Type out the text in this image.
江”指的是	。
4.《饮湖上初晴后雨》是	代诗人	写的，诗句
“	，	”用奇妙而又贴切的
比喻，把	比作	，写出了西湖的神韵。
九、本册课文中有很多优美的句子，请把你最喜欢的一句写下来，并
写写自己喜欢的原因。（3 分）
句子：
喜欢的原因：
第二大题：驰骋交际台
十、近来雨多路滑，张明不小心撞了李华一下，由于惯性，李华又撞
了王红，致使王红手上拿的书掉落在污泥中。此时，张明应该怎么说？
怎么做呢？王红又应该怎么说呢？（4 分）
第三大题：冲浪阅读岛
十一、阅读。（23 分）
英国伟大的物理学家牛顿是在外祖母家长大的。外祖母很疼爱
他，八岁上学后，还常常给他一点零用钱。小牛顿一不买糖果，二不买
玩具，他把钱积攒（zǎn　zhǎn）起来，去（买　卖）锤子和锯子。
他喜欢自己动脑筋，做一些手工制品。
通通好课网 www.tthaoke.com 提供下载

WHAT YOU HAVE TO DO: Reproduce the entries above in full, verbatim.

THE RESPONSE:
Type out the text in this image.
江”指的是	。
4.《饮湖上初晴后雨》是	代诗人	写的，诗句
“	，	”用奇妙而又贴切的
比喻，把	比作	，写出了西湖的神韵。
九、本册课文中有很多优美的句子，请把你最喜欢的一句写下来，并
写写自己喜欢的原因。（3 分）
句子：
喜欢的原因：
第二大题：驰骋交际台
十、近来雨多路滑，张明不小心撞了李华一下，由于惯性，李华又撞
了王红，致使王红手上拿的书掉落在污泥中。此时，张明应该怎么说？
怎么做呢？王红又应该怎么说呢？（4 分）
第三大题：冲浪阅读岛
十一、阅读。（23 分）
英国伟大的物理学家牛顿是在外祖母家长大的。外祖母很疼爱
他，八岁上学后，还常常给他一点零用钱。小牛顿一不买糖果，二不买
玩具，他把钱积攒（zǎn　zhǎn）起来，去（买　卖）锤子和锯子。
他喜欢自己动脑筋，做一些手工制品。
通通好课网 www.tthaoke.com 提供下载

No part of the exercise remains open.